▶ [What the exercise asks] Reproduce all of the data below without alteration; exclude every picture.
━━━ Extracted entries ━━━
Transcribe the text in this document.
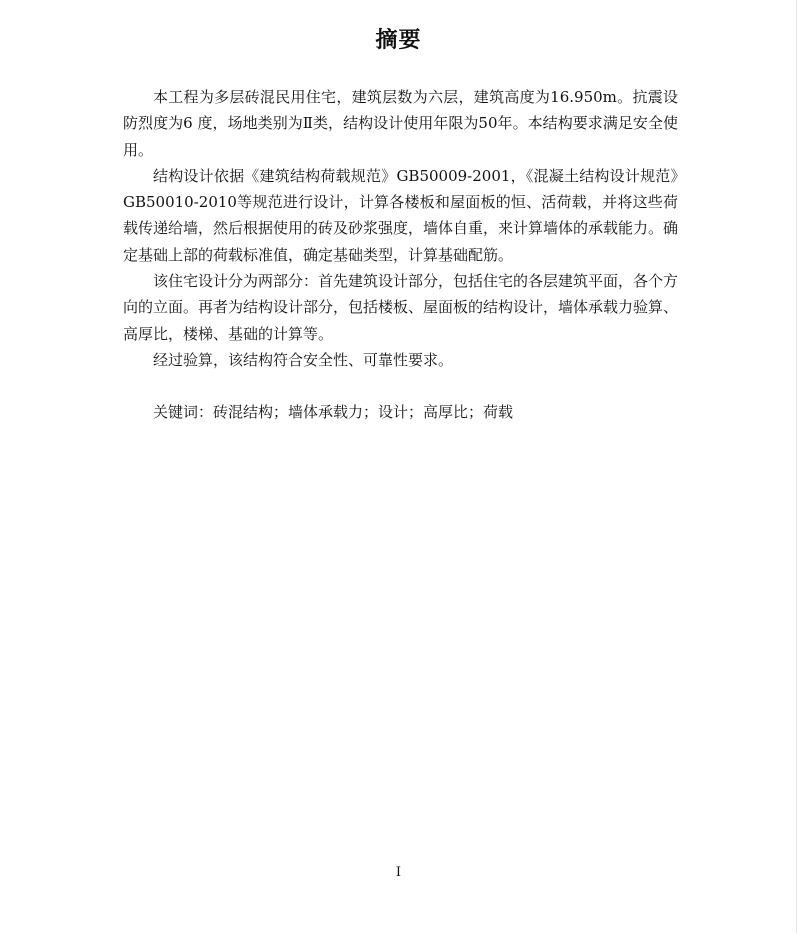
摘要

本工程为多层砖混民用住宅，建筑层数为六层，建筑高度为16.950m。抗震设防烈度为6 度，场地类别为Ⅱ类，结构设计使用年限为50年。本结构要求满足安全使用。

结构设计依据《建筑结构荷载规范》GB50009-2001，《混凝土结构设计规范》GB50010-2010等规范进行设计，计算各楼板和屋面板的恒、活荷载，并将这些荷载传递给墙，然后根据使用的砖及砂浆强度，墙体自重，来计算墙体的承载能力。确定基础上部的荷载标准值，确定基础类型，计算基础配筋。

该住宅设计分为两部分：首先建筑设计部分，包括住宅的各层建筑平面，各个方向的立面。再者为结构设计部分，包括楼板、屋面板的结构设计，墙体承载力验算、高厚比，楼梯、基础的计算等。

经过验算，该结构符合安全性、可靠性要求。

关键词：砖混结构；墙体承载力；设计；高厚比；荷载

I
━━━
▶ [Answer to this problem]
Transcribe the text in this document.
摘要

本工程为多层砖混民用住宅，建筑层数为六层，建筑高度为16.950m。抗震设防烈度为6 度，场地类别为Ⅱ类，结构设计使用年限为50年。本结构要求满足安全使用。

结构设计依据《建筑结构荷载规范》GB50009-2001，《混凝土结构设计规范》GB50010-2010等规范进行设计，计算各楼板和屋面板的恒、活荷载，并将这些荷载传递给墙，然后根据使用的砖及砂浆强度，墙体自重，来计算墙体的承载能力。确定基础上部的荷载标准值，确定基础类型，计算基础配筋。

该住宅设计分为两部分：首先建筑设计部分，包括住宅的各层建筑平面，各个方向的立面。再者为结构设计部分，包括楼板、屋面板的结构设计，墙体承载力验算、高厚比，楼梯、基础的计算等。

经过验算，该结构符合安全性、可靠性要求。

关键词：砖混结构；墙体承载力；设计；高厚比；荷载

I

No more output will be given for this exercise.